BEGIN

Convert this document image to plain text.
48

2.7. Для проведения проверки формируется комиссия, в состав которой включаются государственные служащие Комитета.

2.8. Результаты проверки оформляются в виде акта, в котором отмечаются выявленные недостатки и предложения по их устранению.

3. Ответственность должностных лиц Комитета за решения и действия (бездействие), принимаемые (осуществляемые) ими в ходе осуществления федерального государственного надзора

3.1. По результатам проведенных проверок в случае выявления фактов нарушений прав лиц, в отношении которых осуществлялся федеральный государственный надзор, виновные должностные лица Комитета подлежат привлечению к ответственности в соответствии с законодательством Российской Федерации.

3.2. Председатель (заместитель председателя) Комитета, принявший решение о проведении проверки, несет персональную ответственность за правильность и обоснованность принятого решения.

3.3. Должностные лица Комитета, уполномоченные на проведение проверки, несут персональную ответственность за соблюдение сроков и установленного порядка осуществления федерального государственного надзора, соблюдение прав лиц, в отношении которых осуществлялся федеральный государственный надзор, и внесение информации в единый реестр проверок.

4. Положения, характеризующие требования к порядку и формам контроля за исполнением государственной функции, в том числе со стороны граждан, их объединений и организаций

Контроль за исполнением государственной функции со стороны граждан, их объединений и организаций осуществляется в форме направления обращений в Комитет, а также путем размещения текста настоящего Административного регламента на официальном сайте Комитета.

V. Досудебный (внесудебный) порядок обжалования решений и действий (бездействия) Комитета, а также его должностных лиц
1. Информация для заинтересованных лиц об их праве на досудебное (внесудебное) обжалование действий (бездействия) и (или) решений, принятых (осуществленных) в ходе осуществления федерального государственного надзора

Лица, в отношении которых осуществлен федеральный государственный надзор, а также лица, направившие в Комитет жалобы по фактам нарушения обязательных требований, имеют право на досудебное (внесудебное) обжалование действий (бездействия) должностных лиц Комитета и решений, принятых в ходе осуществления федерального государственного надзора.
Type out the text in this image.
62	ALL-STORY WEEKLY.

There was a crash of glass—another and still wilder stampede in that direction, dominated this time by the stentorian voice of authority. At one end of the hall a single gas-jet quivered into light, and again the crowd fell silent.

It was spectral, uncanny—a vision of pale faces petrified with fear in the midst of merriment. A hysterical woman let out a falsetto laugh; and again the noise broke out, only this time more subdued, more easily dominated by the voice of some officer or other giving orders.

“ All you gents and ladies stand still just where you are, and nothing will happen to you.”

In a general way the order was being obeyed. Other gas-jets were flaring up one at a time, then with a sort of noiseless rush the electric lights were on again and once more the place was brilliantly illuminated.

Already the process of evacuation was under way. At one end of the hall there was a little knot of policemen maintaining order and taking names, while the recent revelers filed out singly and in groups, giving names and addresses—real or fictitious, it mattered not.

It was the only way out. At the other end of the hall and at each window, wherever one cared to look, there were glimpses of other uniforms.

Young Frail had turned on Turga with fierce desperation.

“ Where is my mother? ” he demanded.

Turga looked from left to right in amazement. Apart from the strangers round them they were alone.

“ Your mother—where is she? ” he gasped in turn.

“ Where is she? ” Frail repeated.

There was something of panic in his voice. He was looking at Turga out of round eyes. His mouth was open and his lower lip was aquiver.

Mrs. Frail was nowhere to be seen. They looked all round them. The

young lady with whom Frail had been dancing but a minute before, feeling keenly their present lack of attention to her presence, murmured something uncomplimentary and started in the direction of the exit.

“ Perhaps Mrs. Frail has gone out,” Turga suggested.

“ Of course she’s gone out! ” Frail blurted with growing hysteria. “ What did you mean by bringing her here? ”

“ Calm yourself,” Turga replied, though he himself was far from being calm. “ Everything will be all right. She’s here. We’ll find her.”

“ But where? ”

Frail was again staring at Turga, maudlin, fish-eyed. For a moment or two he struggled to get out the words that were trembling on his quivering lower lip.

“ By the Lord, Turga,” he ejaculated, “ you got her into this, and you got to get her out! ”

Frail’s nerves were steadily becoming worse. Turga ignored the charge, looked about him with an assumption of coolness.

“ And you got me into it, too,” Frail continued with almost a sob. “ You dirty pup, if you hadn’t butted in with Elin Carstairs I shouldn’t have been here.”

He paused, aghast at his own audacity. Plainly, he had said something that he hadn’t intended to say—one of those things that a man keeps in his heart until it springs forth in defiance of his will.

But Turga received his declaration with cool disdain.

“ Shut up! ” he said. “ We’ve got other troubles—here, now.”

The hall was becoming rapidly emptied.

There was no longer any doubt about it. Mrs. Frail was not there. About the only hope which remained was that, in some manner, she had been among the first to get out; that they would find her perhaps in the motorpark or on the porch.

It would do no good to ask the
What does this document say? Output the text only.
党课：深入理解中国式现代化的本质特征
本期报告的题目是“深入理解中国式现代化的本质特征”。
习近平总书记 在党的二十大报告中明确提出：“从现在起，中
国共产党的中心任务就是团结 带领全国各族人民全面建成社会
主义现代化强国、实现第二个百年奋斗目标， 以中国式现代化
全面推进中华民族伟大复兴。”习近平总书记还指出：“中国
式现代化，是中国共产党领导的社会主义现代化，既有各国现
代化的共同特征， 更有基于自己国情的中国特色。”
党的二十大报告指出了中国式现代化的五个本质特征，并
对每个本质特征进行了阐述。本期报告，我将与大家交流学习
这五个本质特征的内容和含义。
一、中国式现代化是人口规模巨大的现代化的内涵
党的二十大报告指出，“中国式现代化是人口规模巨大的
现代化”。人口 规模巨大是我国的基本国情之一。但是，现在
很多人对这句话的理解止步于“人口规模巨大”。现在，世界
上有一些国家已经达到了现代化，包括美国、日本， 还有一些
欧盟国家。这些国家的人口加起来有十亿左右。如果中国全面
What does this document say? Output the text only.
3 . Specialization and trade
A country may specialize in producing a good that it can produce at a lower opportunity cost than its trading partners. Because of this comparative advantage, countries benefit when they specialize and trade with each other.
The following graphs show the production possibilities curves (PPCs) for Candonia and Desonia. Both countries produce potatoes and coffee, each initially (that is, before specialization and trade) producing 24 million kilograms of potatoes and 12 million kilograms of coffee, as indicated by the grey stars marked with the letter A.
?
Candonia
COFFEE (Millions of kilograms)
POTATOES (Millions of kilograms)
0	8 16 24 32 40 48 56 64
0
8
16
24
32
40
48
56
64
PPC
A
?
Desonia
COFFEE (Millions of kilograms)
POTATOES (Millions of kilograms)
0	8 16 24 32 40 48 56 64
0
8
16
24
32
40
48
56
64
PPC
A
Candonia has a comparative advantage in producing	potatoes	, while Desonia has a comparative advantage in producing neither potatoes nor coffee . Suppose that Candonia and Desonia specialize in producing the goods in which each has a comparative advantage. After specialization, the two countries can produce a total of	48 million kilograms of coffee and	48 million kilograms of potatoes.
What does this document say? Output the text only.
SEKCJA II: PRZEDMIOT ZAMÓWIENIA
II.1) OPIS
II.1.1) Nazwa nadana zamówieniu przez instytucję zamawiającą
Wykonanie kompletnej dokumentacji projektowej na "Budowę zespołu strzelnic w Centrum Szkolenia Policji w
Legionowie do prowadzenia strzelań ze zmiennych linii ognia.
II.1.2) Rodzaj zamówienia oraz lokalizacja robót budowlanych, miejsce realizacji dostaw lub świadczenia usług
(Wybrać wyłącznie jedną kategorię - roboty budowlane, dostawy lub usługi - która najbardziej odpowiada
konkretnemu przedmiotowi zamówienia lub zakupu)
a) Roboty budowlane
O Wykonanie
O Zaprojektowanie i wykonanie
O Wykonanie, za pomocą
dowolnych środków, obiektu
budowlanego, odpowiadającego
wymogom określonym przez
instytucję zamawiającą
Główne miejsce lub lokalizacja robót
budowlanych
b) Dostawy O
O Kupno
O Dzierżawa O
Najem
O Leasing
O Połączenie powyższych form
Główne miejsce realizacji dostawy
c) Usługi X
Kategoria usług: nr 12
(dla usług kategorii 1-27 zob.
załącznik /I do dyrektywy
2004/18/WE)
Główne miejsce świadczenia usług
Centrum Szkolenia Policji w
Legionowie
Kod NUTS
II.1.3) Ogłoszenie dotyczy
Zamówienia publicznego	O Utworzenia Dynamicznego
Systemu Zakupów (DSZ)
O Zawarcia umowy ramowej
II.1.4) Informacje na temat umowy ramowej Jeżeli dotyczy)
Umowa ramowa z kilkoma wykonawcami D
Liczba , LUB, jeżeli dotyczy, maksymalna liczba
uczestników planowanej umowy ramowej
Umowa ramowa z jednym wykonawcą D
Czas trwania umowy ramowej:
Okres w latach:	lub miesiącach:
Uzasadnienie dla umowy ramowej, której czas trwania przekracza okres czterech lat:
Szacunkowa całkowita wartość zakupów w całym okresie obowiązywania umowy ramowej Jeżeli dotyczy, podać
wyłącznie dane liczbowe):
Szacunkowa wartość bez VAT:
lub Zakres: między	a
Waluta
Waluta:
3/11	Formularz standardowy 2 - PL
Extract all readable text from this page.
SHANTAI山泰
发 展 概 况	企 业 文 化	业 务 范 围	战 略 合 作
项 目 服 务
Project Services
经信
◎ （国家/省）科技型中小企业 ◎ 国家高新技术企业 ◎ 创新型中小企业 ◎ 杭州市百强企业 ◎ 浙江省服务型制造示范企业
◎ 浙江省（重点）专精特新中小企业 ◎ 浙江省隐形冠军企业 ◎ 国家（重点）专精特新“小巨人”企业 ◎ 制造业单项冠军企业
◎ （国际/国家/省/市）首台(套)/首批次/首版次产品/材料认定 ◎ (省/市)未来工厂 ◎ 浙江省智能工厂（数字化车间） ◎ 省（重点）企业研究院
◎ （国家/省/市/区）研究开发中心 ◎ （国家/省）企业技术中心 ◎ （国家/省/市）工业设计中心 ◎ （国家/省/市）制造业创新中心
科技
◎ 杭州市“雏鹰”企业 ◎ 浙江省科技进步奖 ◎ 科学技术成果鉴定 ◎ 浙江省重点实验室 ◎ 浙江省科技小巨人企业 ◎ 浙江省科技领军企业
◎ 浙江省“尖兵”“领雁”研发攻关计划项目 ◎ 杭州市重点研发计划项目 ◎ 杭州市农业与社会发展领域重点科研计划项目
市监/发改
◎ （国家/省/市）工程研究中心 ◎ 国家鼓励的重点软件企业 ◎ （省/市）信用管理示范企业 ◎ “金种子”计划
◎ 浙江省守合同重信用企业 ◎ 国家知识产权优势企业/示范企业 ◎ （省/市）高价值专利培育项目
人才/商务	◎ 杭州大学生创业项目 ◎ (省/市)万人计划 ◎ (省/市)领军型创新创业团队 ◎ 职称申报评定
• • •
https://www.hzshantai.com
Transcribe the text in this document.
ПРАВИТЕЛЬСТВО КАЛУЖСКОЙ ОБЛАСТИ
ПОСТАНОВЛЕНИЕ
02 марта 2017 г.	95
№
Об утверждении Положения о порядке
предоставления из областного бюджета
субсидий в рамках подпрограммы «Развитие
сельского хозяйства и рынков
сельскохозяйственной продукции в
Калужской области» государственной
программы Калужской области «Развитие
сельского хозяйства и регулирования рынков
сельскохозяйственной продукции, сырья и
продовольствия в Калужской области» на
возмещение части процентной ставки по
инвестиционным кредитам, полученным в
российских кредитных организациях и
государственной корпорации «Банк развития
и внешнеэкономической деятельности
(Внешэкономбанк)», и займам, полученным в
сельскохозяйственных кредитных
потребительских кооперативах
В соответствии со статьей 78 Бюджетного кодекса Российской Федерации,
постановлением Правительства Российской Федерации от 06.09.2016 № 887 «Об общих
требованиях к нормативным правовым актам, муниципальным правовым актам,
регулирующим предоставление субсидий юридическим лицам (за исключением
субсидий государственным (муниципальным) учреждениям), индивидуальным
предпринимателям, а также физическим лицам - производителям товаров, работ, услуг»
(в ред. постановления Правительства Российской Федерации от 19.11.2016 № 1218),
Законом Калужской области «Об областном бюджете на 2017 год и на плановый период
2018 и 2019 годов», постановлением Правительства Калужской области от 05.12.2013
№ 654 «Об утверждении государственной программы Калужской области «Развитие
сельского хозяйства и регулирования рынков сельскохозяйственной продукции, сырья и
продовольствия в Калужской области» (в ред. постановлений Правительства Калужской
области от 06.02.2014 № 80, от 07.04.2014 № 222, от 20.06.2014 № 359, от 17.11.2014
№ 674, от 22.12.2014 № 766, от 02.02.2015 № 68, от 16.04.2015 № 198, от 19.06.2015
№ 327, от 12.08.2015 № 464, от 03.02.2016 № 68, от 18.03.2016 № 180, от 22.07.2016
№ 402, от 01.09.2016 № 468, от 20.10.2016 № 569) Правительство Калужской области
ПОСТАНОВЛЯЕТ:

END

▶ Instruction: Copy each line of the listing that contains the string "lokalizacja".

▶ Solution to the problem:
II.1.2) Rodzaj zamówienia oraz lokalizacja robót budowlanych, miejsce realizacji dostaw lub świadczenia usług
Główne miejsce lub lokalizacja robót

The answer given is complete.